- **What you have to do**: Check every line below for the word "with" and show those that hold it.

- **Exercise materials**:
** Start **
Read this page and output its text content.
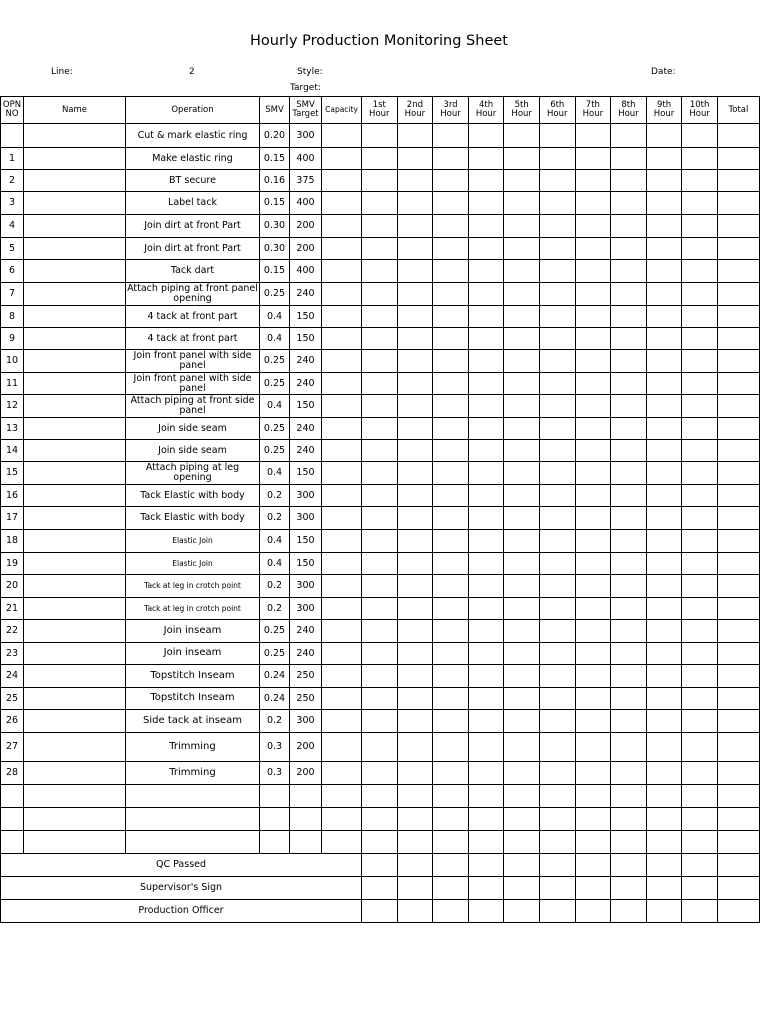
Hourly Production Monitoring Sheet
Line:	2	Style:
Target:
Date:
OPN NO	Name	Operation	SMV	SMV Target	Capacity	1st Hour	2nd Hour	3rd Hour	4th Hour	5th Hour	6th Hour	7th Hour	8th Hour	9th Hour	10th Hour	Total
		Cut & mark elastic ring	0.20	300												
1		Make elastic ring	0.15	400												
2		BT secure	0.16	375												
3		Label tack	0.15	400												
4		Join dirt at front Part	0.30	200												
5		Join dirt at front Part	0.30	200												
6		Tack dart	0.15	400												
7		Attach piping at front panel opening	0.25	240												
8		4 tack at front part	0.4	150												
9		4 tack at front part	0.4	150												
10		Join front panel with side panel	0.25	240												
11		Join front panel with side panel	0.25	240												
12		Attach piping at front side panel	0.4	150												
13		Join side seam	0.25	240												
14		Join side seam	0.25	240												
15		Attach piping at leg opening	0.4	150												
16		Tack Elastic with body	0.2	300												
17		Tack Elastic with body	0.2	300												
18		Elastic Join	0.4	150												
19		Elastic Join	0.4	150												
20		Tack at leg in crotch point	0.2	300												
21		Tack at leg in crotch point	0.2	300												
22		Join inseam	0.25	240												
23		Join inseam	0.25	240												
24		Topstitch Inseam	0.24	250												
25		Topstitch Inseam	0.24	250												
26		Side tack at inseam	0.2	300												
27		Trimming	0.3	200												
28		Trimming	0.3	200												

QC Passed																
Supervisor's Sign																
Production Officer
** End **
- **The solution**:
10		Join front panel with side panel	0.25	240												
11		Join front panel with side panel	0.25	240												
16		Tack Elastic with body	0.2	300												
17		Tack Elastic with body	0.2	300												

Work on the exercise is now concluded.